**MATERIAL FOR THIS TASK**
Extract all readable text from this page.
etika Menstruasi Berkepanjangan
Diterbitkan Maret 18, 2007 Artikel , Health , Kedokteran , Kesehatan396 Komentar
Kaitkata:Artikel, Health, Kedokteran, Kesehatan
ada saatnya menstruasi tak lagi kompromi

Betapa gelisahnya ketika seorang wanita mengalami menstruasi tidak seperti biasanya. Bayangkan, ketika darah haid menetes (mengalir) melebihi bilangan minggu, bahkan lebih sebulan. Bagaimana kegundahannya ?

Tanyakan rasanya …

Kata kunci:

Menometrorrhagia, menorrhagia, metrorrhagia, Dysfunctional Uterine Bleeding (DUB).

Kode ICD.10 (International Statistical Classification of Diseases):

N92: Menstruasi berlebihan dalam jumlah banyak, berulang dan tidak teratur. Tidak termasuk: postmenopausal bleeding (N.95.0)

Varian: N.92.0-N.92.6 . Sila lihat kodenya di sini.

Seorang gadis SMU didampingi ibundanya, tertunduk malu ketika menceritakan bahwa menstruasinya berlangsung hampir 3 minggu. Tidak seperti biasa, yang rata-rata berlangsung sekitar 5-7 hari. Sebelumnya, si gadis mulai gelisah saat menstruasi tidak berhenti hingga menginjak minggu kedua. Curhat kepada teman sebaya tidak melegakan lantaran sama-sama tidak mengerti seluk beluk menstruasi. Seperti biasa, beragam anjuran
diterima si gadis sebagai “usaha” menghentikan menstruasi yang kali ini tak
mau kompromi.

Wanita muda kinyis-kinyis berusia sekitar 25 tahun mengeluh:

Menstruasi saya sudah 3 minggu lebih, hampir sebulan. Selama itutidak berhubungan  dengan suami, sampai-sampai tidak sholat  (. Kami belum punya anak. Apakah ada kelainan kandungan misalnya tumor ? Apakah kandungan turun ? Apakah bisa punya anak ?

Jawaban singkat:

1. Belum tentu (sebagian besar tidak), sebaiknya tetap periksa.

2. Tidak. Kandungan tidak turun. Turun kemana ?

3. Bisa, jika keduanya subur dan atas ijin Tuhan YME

**TASK BRIEF**
From the entries above, collect every line with the string "Kedokteran" in it.

**REPLY**
Diterbitkan Maret 18, 2007 Artikel , Health , Kedokteran , Kesehatan396 Komentar
Kaitkata:Artikel, Health, Kedokteran, Kesehatan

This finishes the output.